##### Material shown #####
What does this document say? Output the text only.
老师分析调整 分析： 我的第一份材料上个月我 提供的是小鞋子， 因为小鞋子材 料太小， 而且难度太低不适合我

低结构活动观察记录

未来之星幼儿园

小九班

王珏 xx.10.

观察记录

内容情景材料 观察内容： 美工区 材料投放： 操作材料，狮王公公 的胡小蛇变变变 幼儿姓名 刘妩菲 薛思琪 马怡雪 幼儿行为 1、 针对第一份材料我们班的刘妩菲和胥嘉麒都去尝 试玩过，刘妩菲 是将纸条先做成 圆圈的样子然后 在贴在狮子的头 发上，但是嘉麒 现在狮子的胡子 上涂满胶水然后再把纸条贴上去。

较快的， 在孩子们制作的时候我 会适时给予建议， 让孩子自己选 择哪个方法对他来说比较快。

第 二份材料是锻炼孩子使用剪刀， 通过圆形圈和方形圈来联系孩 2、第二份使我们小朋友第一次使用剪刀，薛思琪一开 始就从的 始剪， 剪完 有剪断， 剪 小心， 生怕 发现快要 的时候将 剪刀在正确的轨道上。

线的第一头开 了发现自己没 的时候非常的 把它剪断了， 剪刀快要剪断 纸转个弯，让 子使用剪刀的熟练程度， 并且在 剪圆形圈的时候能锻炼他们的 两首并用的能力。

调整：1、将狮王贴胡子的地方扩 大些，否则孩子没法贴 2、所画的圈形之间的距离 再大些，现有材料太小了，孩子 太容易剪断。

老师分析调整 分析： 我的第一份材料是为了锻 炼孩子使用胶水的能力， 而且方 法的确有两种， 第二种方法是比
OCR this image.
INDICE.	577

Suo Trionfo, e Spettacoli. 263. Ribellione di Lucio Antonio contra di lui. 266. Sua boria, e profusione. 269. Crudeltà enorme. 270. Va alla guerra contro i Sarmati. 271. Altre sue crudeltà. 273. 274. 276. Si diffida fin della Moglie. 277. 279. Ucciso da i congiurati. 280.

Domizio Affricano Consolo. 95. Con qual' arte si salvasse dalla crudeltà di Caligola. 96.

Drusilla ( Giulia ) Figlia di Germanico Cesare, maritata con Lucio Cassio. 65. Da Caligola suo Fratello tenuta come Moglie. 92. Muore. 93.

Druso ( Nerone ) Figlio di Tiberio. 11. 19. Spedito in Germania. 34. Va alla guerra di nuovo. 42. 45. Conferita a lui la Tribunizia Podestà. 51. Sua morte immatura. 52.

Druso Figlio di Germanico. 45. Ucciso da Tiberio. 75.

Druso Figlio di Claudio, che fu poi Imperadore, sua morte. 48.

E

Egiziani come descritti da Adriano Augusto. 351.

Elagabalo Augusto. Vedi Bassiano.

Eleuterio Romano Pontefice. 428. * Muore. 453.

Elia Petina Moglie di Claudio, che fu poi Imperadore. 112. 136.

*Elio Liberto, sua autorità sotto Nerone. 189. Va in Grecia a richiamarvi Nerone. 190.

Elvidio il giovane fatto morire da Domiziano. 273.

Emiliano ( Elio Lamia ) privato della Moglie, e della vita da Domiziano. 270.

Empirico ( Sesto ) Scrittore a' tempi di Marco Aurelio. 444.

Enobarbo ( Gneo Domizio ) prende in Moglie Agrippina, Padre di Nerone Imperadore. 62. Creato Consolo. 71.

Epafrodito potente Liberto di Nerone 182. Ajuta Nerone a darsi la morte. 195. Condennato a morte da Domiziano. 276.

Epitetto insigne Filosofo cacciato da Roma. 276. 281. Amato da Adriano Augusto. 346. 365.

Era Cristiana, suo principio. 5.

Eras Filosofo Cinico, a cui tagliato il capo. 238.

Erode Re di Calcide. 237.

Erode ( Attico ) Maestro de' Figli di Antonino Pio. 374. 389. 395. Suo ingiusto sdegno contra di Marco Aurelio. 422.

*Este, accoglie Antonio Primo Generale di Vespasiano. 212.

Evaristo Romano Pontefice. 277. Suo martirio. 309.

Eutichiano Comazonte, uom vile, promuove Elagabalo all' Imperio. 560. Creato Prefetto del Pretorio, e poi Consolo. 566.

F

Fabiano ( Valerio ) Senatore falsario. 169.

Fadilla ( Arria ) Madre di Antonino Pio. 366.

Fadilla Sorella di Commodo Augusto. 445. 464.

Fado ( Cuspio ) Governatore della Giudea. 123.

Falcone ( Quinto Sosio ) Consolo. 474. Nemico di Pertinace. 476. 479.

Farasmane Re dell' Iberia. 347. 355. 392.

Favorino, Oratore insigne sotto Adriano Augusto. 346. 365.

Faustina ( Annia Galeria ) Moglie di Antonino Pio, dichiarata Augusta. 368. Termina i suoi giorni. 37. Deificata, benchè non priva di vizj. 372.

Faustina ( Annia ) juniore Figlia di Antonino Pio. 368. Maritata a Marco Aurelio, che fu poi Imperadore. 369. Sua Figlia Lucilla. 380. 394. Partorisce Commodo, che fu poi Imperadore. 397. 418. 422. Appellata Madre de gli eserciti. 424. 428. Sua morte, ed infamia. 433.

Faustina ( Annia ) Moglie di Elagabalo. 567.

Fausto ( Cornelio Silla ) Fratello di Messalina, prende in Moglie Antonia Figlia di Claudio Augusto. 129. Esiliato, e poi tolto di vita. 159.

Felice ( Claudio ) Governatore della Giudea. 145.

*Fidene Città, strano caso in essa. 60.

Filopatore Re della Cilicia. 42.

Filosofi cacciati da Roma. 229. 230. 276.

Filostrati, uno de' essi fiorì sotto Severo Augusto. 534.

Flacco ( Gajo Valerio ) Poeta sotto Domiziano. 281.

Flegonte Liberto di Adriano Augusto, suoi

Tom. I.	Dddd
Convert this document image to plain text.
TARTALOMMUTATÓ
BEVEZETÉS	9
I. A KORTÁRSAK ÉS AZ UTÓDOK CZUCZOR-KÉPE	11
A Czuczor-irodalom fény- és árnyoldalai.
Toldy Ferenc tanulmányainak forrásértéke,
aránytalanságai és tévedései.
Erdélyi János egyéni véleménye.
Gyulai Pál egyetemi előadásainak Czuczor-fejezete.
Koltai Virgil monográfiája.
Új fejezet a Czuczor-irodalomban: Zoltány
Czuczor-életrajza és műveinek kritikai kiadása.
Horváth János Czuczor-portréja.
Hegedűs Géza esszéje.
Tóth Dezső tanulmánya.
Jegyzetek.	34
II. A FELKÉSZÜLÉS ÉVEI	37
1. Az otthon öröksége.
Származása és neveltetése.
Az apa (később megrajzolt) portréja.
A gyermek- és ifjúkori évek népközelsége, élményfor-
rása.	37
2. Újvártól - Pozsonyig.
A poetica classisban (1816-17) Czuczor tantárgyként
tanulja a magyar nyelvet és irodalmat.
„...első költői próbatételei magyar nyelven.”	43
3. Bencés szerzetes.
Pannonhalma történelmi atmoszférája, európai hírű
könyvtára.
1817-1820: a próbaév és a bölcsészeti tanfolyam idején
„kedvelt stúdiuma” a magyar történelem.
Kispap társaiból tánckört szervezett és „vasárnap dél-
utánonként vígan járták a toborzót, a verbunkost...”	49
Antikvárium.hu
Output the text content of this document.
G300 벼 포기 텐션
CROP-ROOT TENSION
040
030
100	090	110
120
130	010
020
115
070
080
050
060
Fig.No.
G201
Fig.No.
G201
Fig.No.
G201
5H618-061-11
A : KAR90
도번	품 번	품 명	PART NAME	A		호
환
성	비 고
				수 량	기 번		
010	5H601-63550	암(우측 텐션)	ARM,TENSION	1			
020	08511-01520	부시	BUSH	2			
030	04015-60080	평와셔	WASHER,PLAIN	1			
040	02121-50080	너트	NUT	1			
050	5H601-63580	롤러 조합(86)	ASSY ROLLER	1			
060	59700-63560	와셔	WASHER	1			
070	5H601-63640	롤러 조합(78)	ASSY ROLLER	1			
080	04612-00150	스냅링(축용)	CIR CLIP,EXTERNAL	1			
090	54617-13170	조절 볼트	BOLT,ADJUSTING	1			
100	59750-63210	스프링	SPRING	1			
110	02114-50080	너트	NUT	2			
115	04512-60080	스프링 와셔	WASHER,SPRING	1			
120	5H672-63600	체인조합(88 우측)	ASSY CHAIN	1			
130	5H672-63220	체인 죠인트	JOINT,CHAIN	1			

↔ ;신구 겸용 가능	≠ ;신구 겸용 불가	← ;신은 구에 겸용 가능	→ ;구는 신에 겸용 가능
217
#####
Return exactly the lines of the data, and only those, from the line with "Output the text content of this document." through the last line, inclusive.

Output the text content of this document.
G300 벼 포기 텐션
CROP-ROOT TENSION
040
030
100	090	110
120
130	010
020
115
070
080
050
060
Fig.No.
G201
Fig.No.
G201
Fig.No.
G201
5H618-061-11
A : KAR90
도번	품 번	품 명	PART NAME	A		호
환
성	비 고
				수 량	기 번		
010	5H601-63550	암(우측 텐션)	ARM,TENSION	1			
020	08511-01520	부시	BUSH	2			
030	04015-60080	평와셔	WASHER,PLAIN	1			
040	02121-50080	너트	NUT	1			
050	5H601-63580	롤러 조합(86)	ASSY ROLLER	1			
060	59700-63560	와셔	WASHER	1			
070	5H601-63640	롤러 조합(78)	ASSY ROLLER	1			
080	04612-00150	스냅링(축용)	CIR CLIP,EXTERNAL	1			
090	54617-13170	조절 볼트	BOLT,ADJUSTING	1			
100	59750-63210	스프링	SPRING	1			
110	02114-50080	너트	NUT	2			
115	04512-60080	스프링 와셔	WASHER,SPRING	1			
120	5H672-63600	체인조합(88 우측)	ASSY CHAIN	1			
130	5H672-63220	체인 죠인트	JOINT,CHAIN	1			

↔ ;신구 겸용 가능	≠ ;신구 겸용 불가	← ;신은 구에 겸용 가능	→ ;구는 신에 겸용 가능
217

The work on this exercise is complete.